Task:
Search the records for "Госархив". Copy every line where it appears.

Given records:
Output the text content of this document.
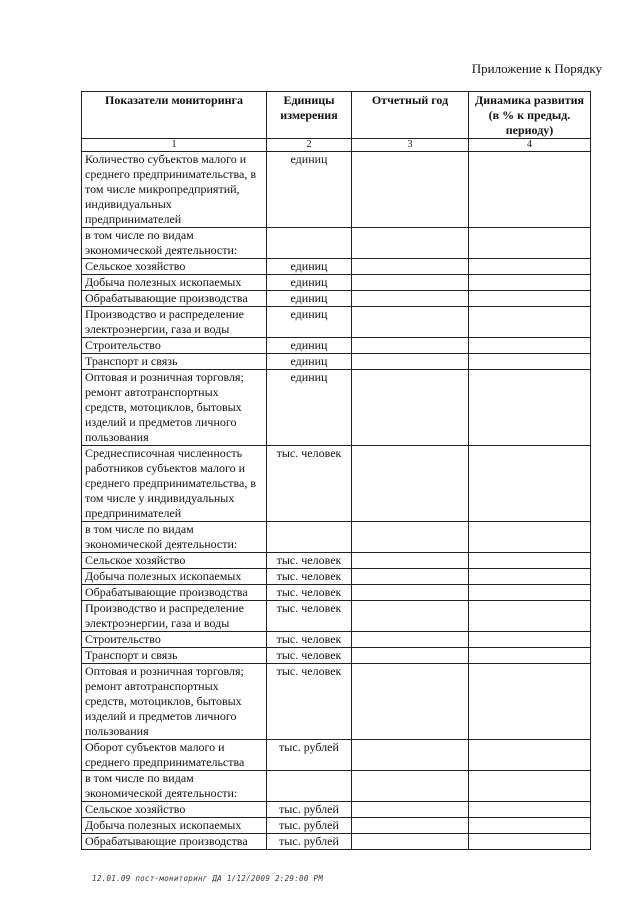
Приложение к Порядку
Показатели мониторинга	Единицы измерения	Отчетный год	Динамика развития (в % к предыд. периоду)
1	2	3	4
Количество субъектов малого и среднего предпринимательства, в том числе микропредприятий, индивидуальных предпринимателей	единиц		
в том числе по видам экономической деятельности:			
Сельское хозяйство	единиц		
Добыча полезных ископаемых	единиц		
Обрабатывающие производства	единиц		
Производство и распределение электроэнергии, газа и воды	единиц		
Строительство	единиц		
Транспорт и связь	единиц		
Оптовая и розничная торговля; ремонт автотранспортных средств, мотоциклов, бытовых изделий и предметов личного пользования	единиц		
Среднесписочная численность работников субъектов малого и среднего предпринимательства, в том числе у индивидуальных предпринимателей	тыс. человек		
в том числе по видам экономической деятельности:			
Сельское хозяйство	тыс. человек		
Добыча полезных ископаемых	тыс. человек		
Обрабатывающие производства	тыс. человек		
Производство и распределение электроэнергии, газа и воды	тыс. человек		
Строительство	тыс. человек		
Транспорт и связь	тыс. человек		
Оптовая и розничная торговля; ремонт автотранспортных средств, мотоциклов, бытовых изделий и предметов личного пользования	тыс. человек		
Оборот субъектов малого и среднего предпринимательства	тыс. рублей		
в том числе по видам экономической деятельности:			
Сельское хозяйство	тыс. рублей		
Добыча полезных ископаемых	тыс. рублей		
Обрабатывающие производства	тыс. рублей		
12.01.09 пост-мониторинг ДА 1/12/2009 2:29:00 PM
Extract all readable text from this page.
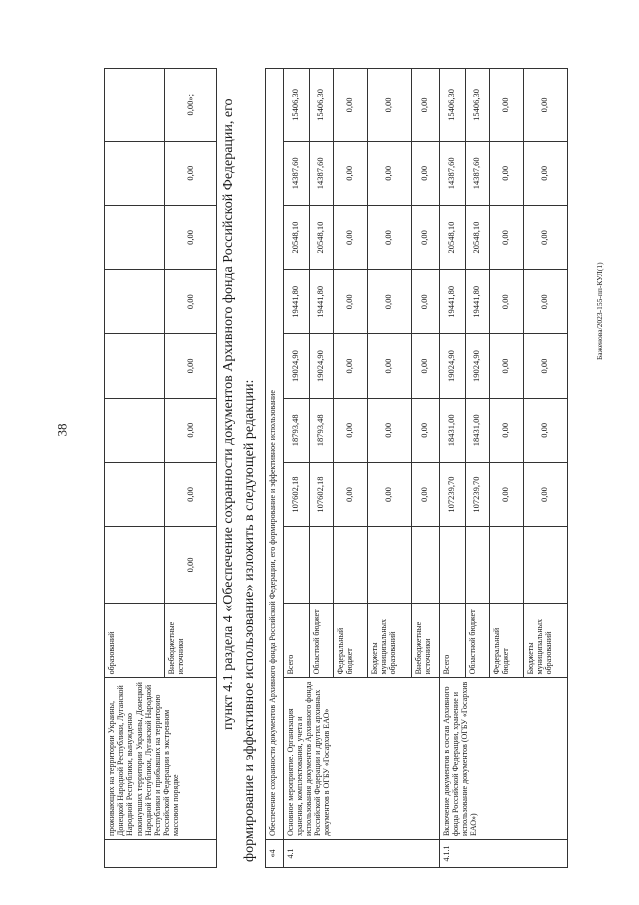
38
Баженова/2023-155-пп-КУЛ(1)
	проживающих на территории Украины, Донецкой Народной Республики, Луганской Народной Республики, вынужденно покинувших территории Украины, Донецкой Народной Республики, Луганской Народной Республики и прибывших на территорию Российской Федерации в экстренном массовом порядке	образований								
		Внебюджетные источники	0,00	0,00	0,00	0,00	0,00	0,00	0,00	0,00»; пункт 4.1 раздела 4 «Обеспечение сохранности документов Архивного фонда Российской Федерации, его формирование и эффективное использование» изложить в следующей редакции:	«4	Обеспечение сохранности документов Архивного фонда Российской Федерации, его формирование и эффективное использование									
4.1	Основное мероприятие. Организация хранения, комплектования, учета и использования документов Архивного фонда Российской Федерации и других архивных документов в ОГБУ «Госархив ЕАО»	Всего		107602,18	18793,48	19024,90	19441,80	20548,10	14387,60	15406,30
		Областной бюджет		107602,18	18793,48	19024,90	19441,80	20548,10	14387,60	15406,30
		Федеральный бюджет		0,00	0,00	0,00	0,00	0,00	0,00	0,00
		Бюджеты муниципальных образований		0,00	0,00	0,00	0,00	0,00	0,00	0,00
		Внебюджетные источники		0,00	0,00	0,00	0,00	0,00	0,00	0,00
4.1.1	Включение документов в состав Архивного фонда Российской Федерации, хранение и использование документов (ОГБУ «Госархив ЕАО»)	Всего		107239,70	18431,00	19024,90	19441,80	20548,10	14387,60	15406,30
		Областной бюджет		107239,70	18431,00	19024,90	19441,80	20548,10	14387,60	15406,30
		Федеральный бюджет		0,00	0,00	0,00	0,00	0,00	0,00	0,00
		Бюджеты муниципальных образований		0,00	0,00	0,00	0,00	0,00	0,00	0,00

The output:
4.1	Основное мероприятие. Организация хранения, комплектования, учета и использования документов Архивного фонда Российской Федерации и других архивных документов в ОГБУ «Госархив ЕАО»	Всего		107602,18	18793,48	19024,90	19441,80	20548,10	14387,60	15406,30
4.1.1	Включение документов в состав Архивного фонда Российской Федерации, хранение и использование документов (ОГБУ «Госархив ЕАО»)	Всего		107239,70	18431,00	19024,90	19441,80	20548,10	14387,60	15406,30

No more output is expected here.